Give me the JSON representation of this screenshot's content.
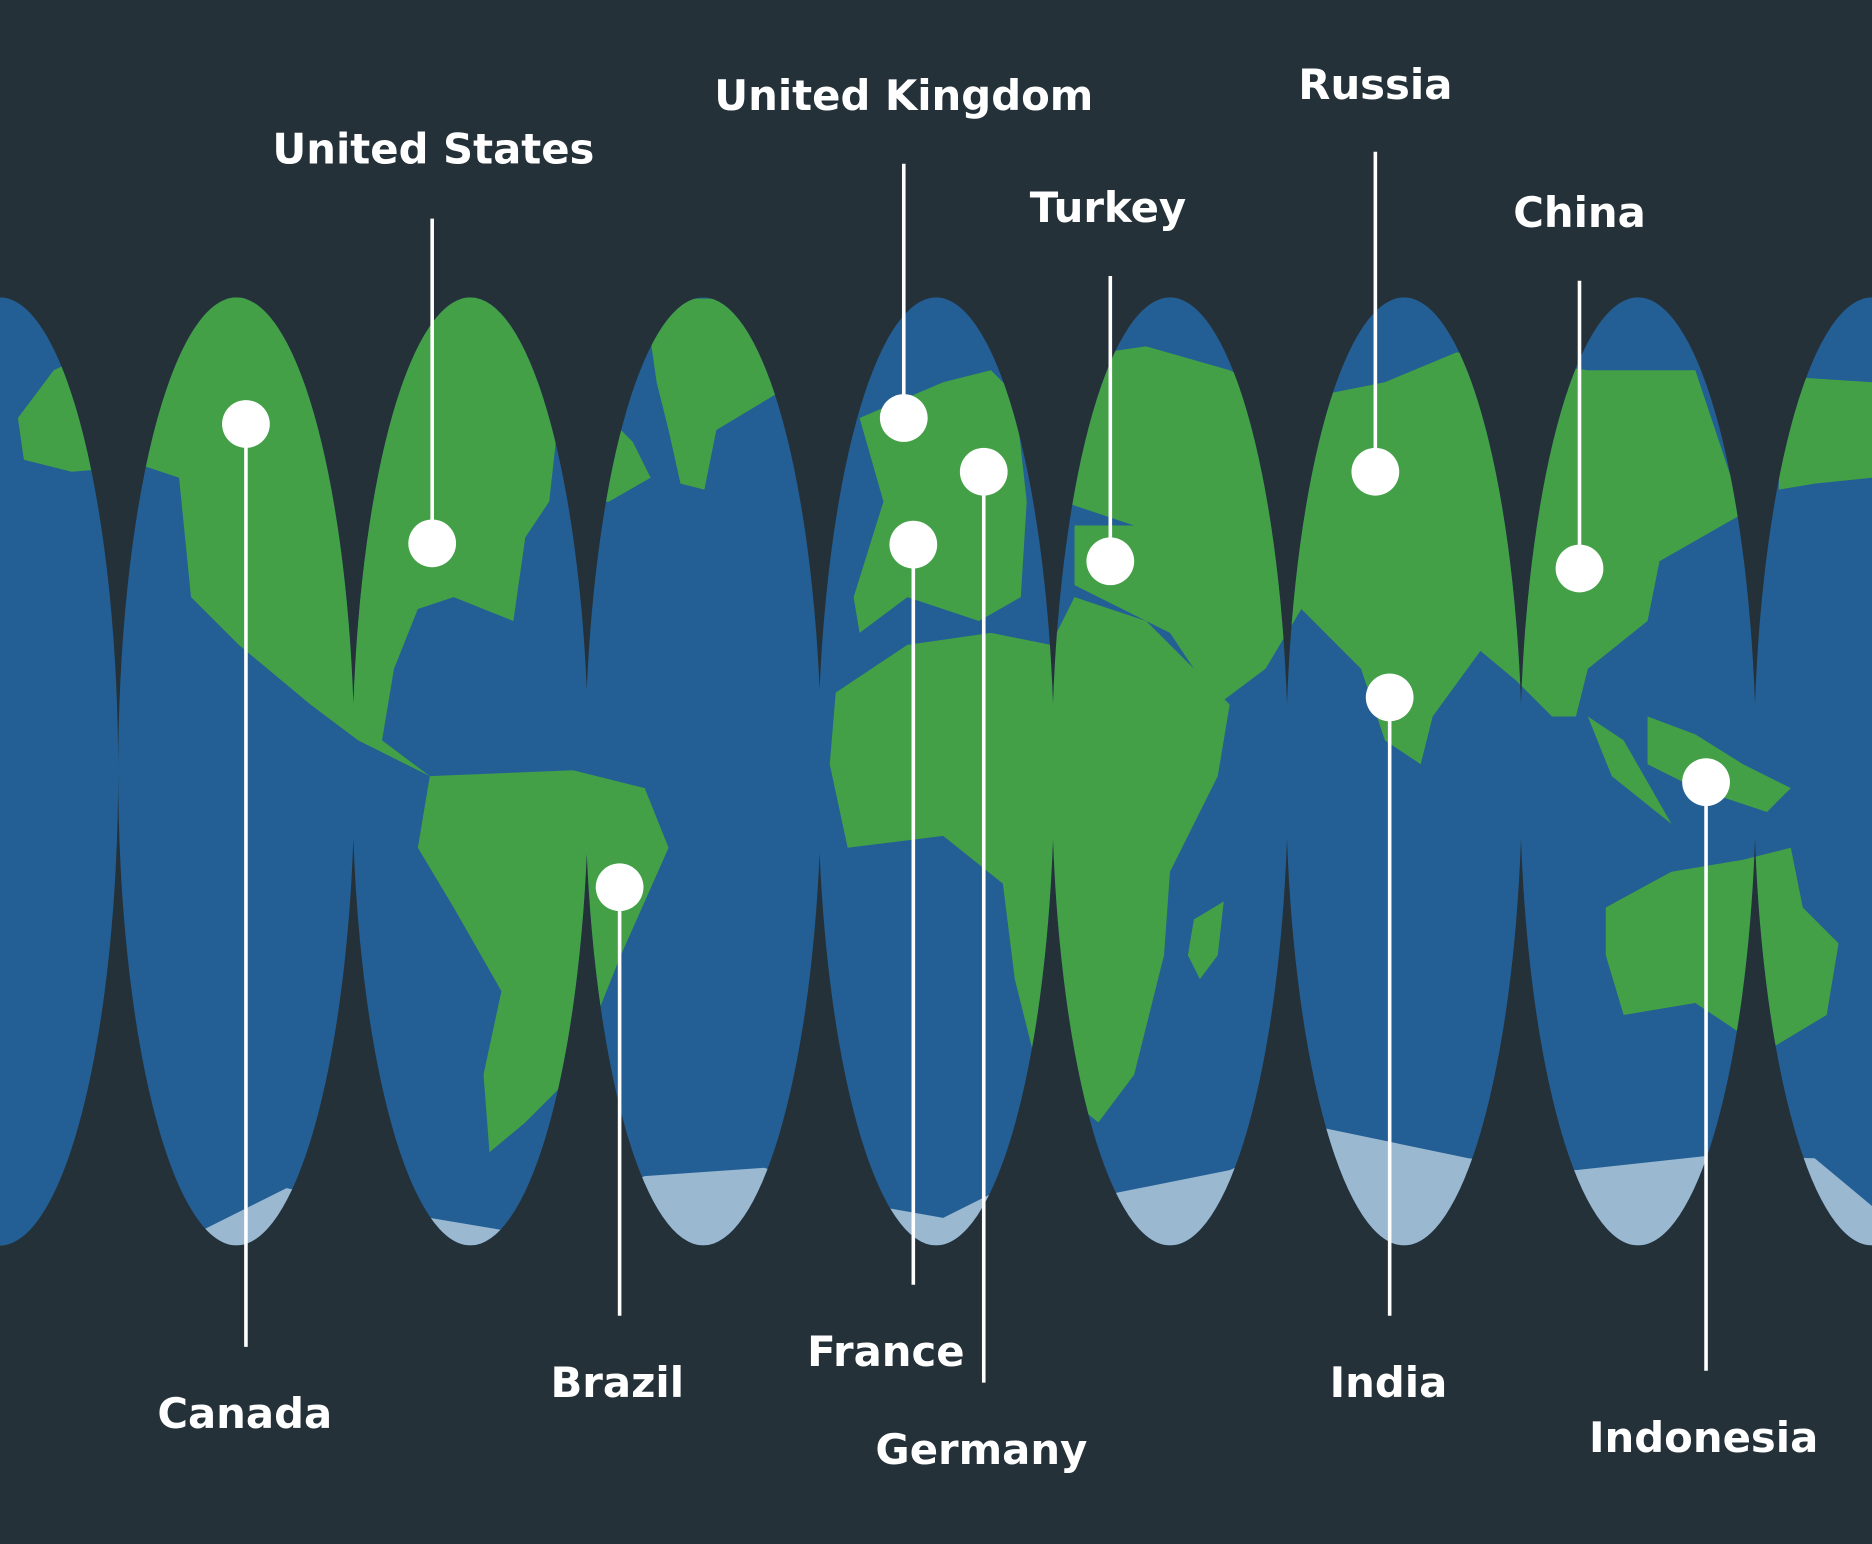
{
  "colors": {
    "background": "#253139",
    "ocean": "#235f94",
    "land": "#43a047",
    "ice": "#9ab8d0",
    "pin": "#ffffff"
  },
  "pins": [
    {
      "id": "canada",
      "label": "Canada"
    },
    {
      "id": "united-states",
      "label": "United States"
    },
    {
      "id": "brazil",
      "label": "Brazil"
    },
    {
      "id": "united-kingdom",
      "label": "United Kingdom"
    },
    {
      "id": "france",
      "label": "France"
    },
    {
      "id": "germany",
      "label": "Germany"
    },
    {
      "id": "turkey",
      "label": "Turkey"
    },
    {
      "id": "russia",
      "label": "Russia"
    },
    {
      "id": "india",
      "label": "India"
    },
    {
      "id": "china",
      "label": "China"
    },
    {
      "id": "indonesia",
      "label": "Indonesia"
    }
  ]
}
*****
Reproduce the listing word for word and omit its pictures.

Give me the JSON representation of this screenshot's content.
{
  "colors": {
    "background": "#253139",
    "ocean": "#235f94",
    "land": "#43a047",
    "ice": "#9ab8d0",
    "pin": "#ffffff"
  },
  "pins": [
    {
      "id": "canada",
      "label": "Canada"
    },
    {
      "id": "united-states",
      "label": "United States"
    },
    {
      "id": "brazil",
      "label": "Brazil"
    },
    {
      "id": "united-kingdom",
      "label": "United Kingdom"
    },
    {
      "id": "france",
      "label": "France"
    },
    {
      "id": "germany",
      "label": "Germany"
    },
    {
      "id": "turkey",
      "label": "Turkey"
    },
    {
      "id": "russia",
      "label": "Russia"
    },
    {
      "id": "india",
      "label": "India"
    },
    {
      "id": "china",
      "label": "China"
    },
    {
      "id": "indonesia",
      "label": "Indonesia"
    }
  ]
}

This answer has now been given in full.